RECORDS FOR THE EXERCISE:
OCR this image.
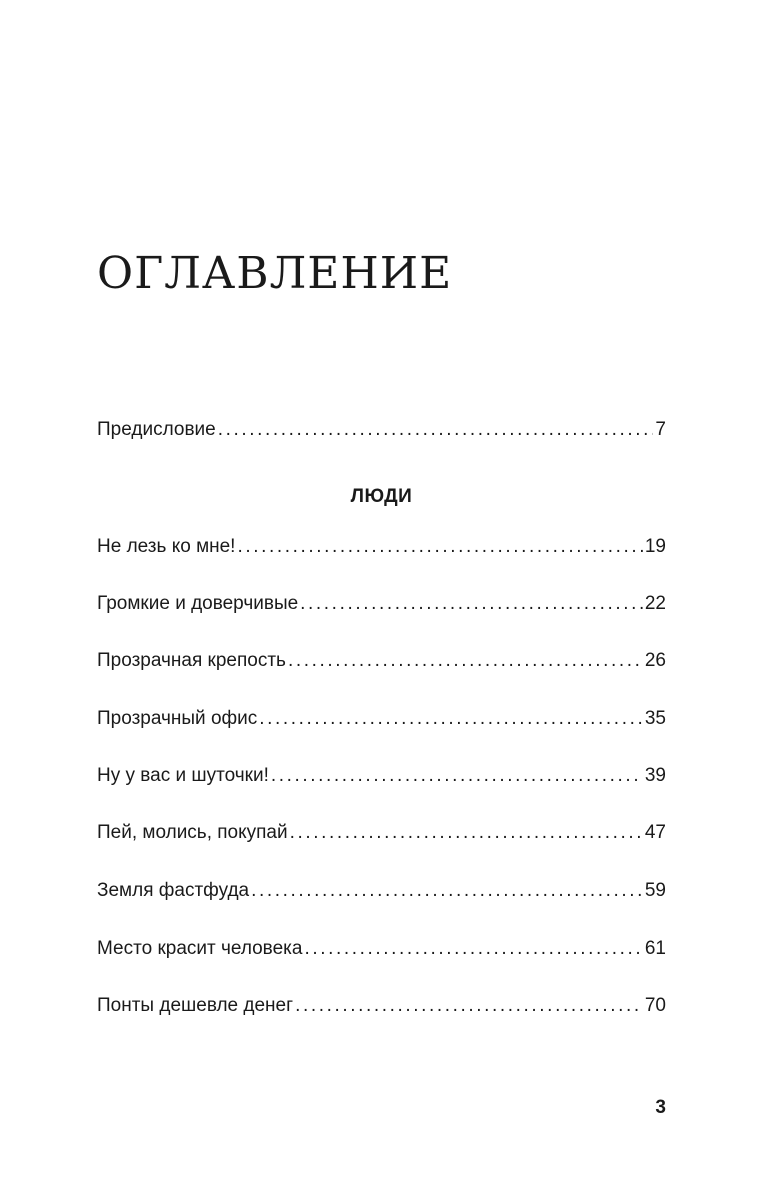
ОГЛАВЛЕНИЕ
Предисловие .....	7
ЛЮДИ
Не лезь ко мне! .....	19
Громкие и доверчивые .....	22
Прозрачная крепость .....	26
Прозрачный офис .....	35
Ну у вас и шуточки! .....	39
Пей, молись, покупай .....	47
Земля фастфуда .....	59
Место красит человека .....	61
Понты дешевле денег .....	70
3
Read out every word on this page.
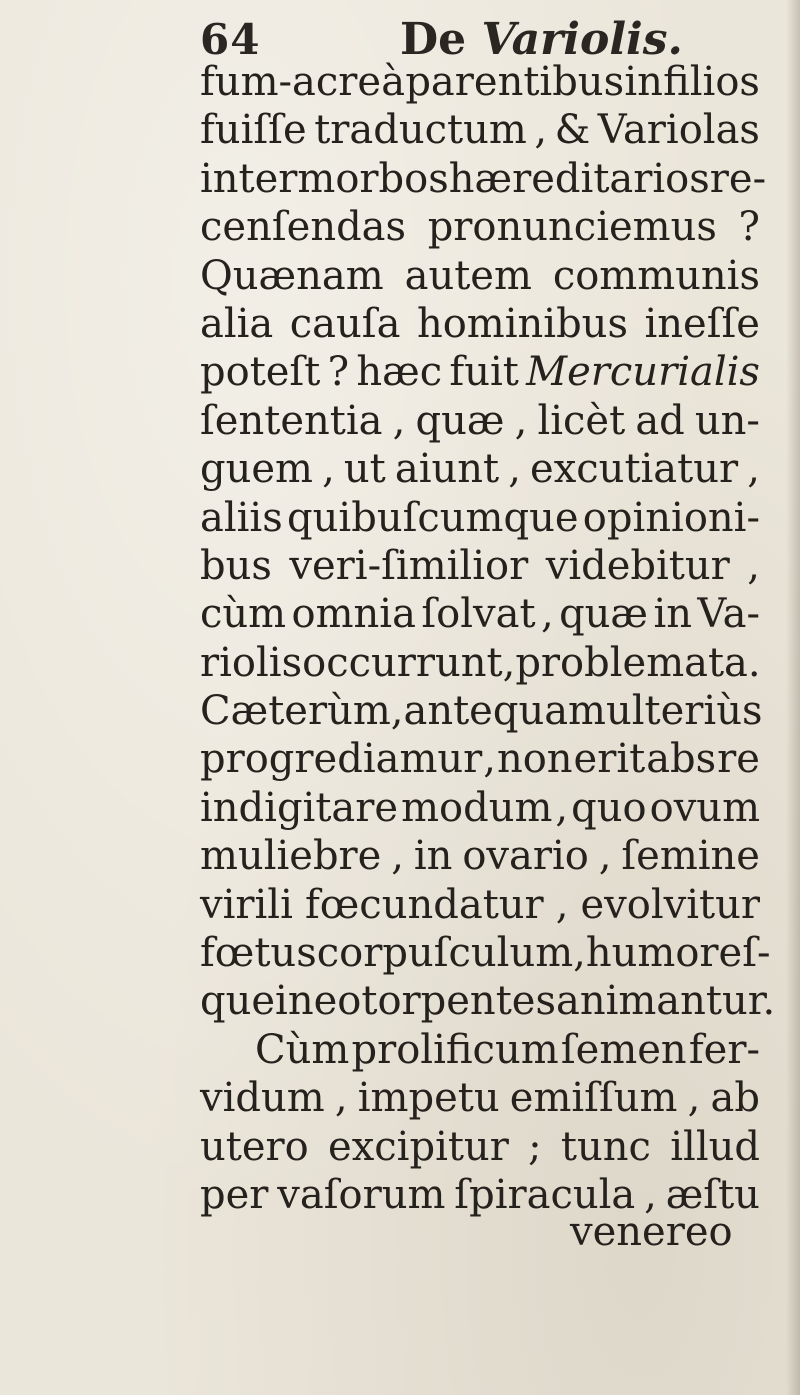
64	De Variolis.
fum-acre à parentibus in filios
fuiſſe traductum , & Variolas
inter morbos hæreditarios re-
cenſendas pronunciemus ?
Quænam autem communis
alia cauſa hominibus ineſſe
poteſt ? hæc fuit Mercurialis
ſententia , quæ , licèt ad un-
guem , ut aiunt , excutiatur ,
aliis quibuſcumque opinioni-
bus veri-ſimilior videbitur ,
cùm omnia ſolvat , quæ in Va-
riolis occurrunt , problemata.
Cæterùm , antequam ulteriùs
progrediamur , non erit abs re
indigitare modum , quo ovum
muliebre , in ovario , ſemine
virili fœcundatur , evolvitur
fœtus corpuſculum , humoreſ-
que in eo torpentes animantur.
Cùm prolificum ſemen fer-
vidum , impetu emiſſum , ab
utero excipitur ; tunc illud
per vaſorum ſpiracula , æſtu
venereo
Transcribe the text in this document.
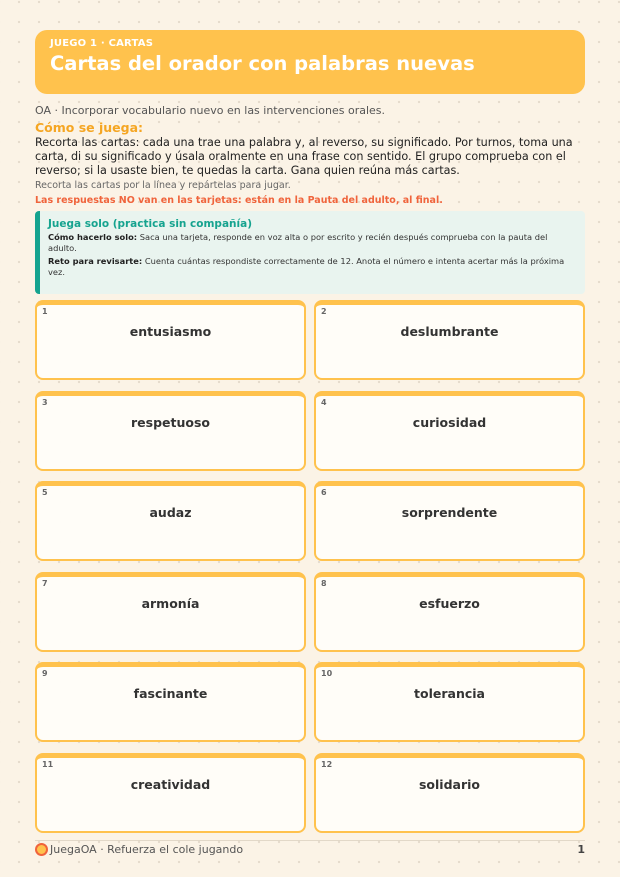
JUEGO 1 · CARTAS
Cartas del orador con palabras nuevas
OA · Incorporar vocabulario nuevo en las intervenciones orales.
Cómo se juega:
Recorta las cartas: cada una trae una palabra y, al reverso, su significado. Por turnos, toma una carta, di su significado y úsala oralmente en una frase con sentido. El grupo comprueba con el reverso; si la usaste bien, te quedas la carta. Gana quien reúna más cartas.
Recorta las cartas por la línea y repártelas para jugar.
Las respuestas NO van en las tarjetas: están en la Pauta del adulto, al final.
Juega solo (practica sin compañía)
Cómo hacerlo solo: Saca una tarjeta, responde en voz alta o por escrito y recién después comprueba con la pauta del adulto.
Reto para revisarte: Cuenta cuántas respondiste correctamente de 12. Anota el número e intenta acertar más la próxima vez.
1
entusiasmo
2
deslumbrante
3
respetuoso
4
curiosidad
5
audaz
6
sorprendente
7
armonía
8
esfuerzo
9
fascinante
10
tolerancia
11
creatividad
12
solidario
JuegaOA · Refuerza el cole jugando	1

PROBLEM DETAILS: Copy every entry word for word, but omit the pictures.

FINISHED TASK:
OCR this image.
ОГЛАВЛЕНИЕ
Предисловие .....	7
ЛЮДИ
Не лезь ко мне! .....	19
Громкие и доверчивые .....	22
Прозрачная крепость .....	26
Прозрачный офис .....	35
Ну у вас и шуточки! .....	39
Пей, молись, покупай .....	47
Земля фастфуда .....	59
Место красит человека .....	61
Понты дешевле денег .....	70
3
Read out every word on this page.
64	De Variolis.
fum-acre à parentibus in filios
fuiſſe traductum , & Variolas
inter morbos hæreditarios re-
cenſendas pronunciemus ?
Quænam autem communis
alia cauſa hominibus ineſſe
poteſt ? hæc fuit Mercurialis
ſententia , quæ , licèt ad un-
guem , ut aiunt , excutiatur ,
aliis quibuſcumque opinioni-
bus veri-ſimilior videbitur ,
cùm omnia ſolvat , quæ in Va-
riolis occurrunt , problemata.
Cæterùm , antequam ulteriùs
progrediamur , non erit abs re
indigitare modum , quo ovum
muliebre , in ovario , ſemine
virili fœcundatur , evolvitur
fœtus corpuſculum , humoreſ-
que in eo torpentes animantur.
Cùm prolificum ſemen fer-
vidum , impetu emiſſum , ab
utero excipitur ; tunc illud
per vaſorum ſpiracula , æſtu
venereo
Transcribe the text in this document.
JUEGO 1 · CARTAS
Cartas del orador con palabras nuevas
OA · Incorporar vocabulario nuevo en las intervenciones orales.
Cómo se juega:
Recorta las cartas: cada una trae una palabra y, al reverso, su significado. Por turnos, toma una carta, di su significado y úsala oralmente en una frase con sentido. El grupo comprueba con el reverso; si la usaste bien, te quedas la carta. Gana quien reúna más cartas.
Recorta las cartas por la línea y repártelas para jugar.
Las respuestas NO van en las tarjetas: están en la Pauta del adulto, al final.
Juega solo (practica sin compañía)
Cómo hacerlo solo: Saca una tarjeta, responde en voz alta o por escrito y recién después comprueba con la pauta del adulto.
Reto para revisarte: Cuenta cuántas respondiste correctamente de 12. Anota el número e intenta acertar más la próxima vez.
1
entusiasmo
2
deslumbrante
3
respetuoso
4
curiosidad
5
audaz
6
sorprendente
7
armonía
8
esfuerzo
9
fascinante
10
tolerancia
11
creatividad
12
solidario
JuegaOA · Refuerza el cole jugando	1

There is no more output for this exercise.